Here's a look at the ongoing eruptions by the numbers:

Approximately 30 billion gallons of lava have erupted from Kilauea since May 11, according to the governor's office.

The U.S. Geological Survey said earlier in June that fissure no. 8 alone was spewing out about 26,000 gallons of lava per second, with lava fountains currently spewing up to 18 stories high.

Fissure 8 is photographed on June 28. (Source: USGS)

How much new land has the lava created?

The eruption has created at least 460 acres of new land in the Kapoho area.

The new coastline is at least 1.3 miles in length, and the channelized flow from fissure no. 8 continues to enter the ocean at Kapoho.

In addition, fissure 8 lava fountains have created a cone of cinder and spatter that's now about 180 feet tall at its highest point. The USGS says fountains only occasionally rise above that point.

Lava enters the ocean at Kopoho on June 26. (Source: USGS)

The fissure 8 splatter cone is photographed on June 24. (Source: USGS)

How much has the lava destroyed?

Big Island Mayor Harry Kim has said up to 700 homes have been destroyed in the eruptions.

At least 657 homes have been confirmed claimed by lava, though, and at least 192 of those were primary residences.

But more than just houses have been lost on the east rift zone.

The county has received 28 reports of complete loss of operations from farmers, with damages totaling over $14 million.

Vegetation near Kapoho is photographed on June 28. (Source: USGS)

How much land has the lava covered?

Lava now covers nearly 10 square miles in Kilauea Volcano's lower east rift zone, the USGS says.

(Source: USGS)

How has the eruption affected the economy?

The largest tourist attraction on the Big Island is the Hawaii Volcanoes National Park, and it's been closed since May 11.

Authorities have calculated the closure could cost the local economy about $455,000 per day.

That is about $17.3 million lost since extreme eruption activity began. The governor's office also says losses could add up to about $222 million annually when things such as tourism spending and local job losses are considered.

(Source: USGS)

What is being done to help those affected?

More than $100,000 in individual federal grants has been disbursed to Big Island residents whose homes were affected in ongoing Big Island eruptions, FEMA officials said.

FEMA couldn't say how many people had received the help, but confirmed 1,646 Big Island households have registered with the agency.

Entries shown:
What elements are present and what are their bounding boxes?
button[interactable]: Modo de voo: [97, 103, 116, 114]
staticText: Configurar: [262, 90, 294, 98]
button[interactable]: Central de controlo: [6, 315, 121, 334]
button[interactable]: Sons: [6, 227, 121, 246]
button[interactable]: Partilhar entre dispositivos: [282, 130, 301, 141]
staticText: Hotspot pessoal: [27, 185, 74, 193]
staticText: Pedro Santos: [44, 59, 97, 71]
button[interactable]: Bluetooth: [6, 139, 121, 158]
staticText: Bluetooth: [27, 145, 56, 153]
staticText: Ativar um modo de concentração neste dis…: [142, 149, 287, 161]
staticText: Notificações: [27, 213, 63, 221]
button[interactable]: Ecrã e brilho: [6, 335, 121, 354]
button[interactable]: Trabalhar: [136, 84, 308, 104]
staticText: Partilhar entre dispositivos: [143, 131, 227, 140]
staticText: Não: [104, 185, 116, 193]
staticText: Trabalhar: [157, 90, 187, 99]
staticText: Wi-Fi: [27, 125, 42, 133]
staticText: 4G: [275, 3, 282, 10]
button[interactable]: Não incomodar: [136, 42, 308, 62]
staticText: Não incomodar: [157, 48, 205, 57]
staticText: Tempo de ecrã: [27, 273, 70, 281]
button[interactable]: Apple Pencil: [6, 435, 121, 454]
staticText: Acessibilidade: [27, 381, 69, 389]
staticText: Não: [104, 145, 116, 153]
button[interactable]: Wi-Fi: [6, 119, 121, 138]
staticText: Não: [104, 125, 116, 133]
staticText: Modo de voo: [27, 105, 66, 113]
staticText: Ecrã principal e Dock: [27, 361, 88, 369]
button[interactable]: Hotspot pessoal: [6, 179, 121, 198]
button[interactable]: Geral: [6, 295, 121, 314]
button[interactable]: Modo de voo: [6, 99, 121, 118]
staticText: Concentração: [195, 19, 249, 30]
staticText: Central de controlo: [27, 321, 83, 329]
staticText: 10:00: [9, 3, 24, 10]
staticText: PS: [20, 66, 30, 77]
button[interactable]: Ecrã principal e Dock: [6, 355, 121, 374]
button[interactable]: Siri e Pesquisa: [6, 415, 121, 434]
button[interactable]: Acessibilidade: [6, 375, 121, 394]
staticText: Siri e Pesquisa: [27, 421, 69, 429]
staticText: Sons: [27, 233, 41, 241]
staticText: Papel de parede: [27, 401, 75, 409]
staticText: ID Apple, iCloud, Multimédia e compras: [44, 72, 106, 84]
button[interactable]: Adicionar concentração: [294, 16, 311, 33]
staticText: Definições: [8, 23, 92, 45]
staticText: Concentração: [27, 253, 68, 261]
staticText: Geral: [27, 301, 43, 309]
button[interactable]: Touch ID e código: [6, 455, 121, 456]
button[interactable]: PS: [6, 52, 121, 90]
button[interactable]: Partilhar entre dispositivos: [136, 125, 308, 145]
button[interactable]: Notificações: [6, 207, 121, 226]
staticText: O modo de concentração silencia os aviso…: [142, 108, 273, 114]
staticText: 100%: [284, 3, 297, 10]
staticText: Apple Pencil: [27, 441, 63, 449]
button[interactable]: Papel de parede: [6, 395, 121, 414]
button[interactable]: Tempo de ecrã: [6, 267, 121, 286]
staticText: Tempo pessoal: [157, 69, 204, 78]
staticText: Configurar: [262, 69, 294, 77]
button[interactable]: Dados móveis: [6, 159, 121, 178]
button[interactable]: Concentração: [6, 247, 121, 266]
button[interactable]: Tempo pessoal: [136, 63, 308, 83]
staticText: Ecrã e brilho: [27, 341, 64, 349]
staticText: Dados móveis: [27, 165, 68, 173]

What you will do:
1) How tall is the cone of cinder and spatter built by the fissure 8 lava fountains at its highest point, according to the Kilauea eruption text?
2) Extract verbatim the part of the listing that opens with its first line and closes with the line containing "button[interactable]: Trabalhar: [136, 84, 308, 104]", including both of those lines.

Correct answers:
1) About 180 feet.

2)
What elements are present and what are their bounding boxes?
button[interactable]: Modo de voo: [97, 103, 116, 114]
staticText: Configurar: [262, 90, 294, 98]
button[interactable]: Central de controlo: [6, 315, 121, 334]
button[interactable]: Sons: [6, 227, 121, 246]
button[interactable]: Partilhar entre dispositivos: [282, 130, 301, 141]
staticText: Hotspot pessoal: [27, 185, 74, 193]
staticText: Pedro Santos: [44, 59, 97, 71]
button[interactable]: Bluetooth: [6, 139, 121, 158]
staticText: Bluetooth: [27, 145, 56, 153]
staticText: Ativar um modo de concentração neste dis…: [142, 149, 287, 161]
staticText: Notificações: [27, 213, 63, 221]
button[interactable]: Ecrã e brilho: [6, 335, 121, 354]
button[interactable]: Trabalhar: [136, 84, 308, 104]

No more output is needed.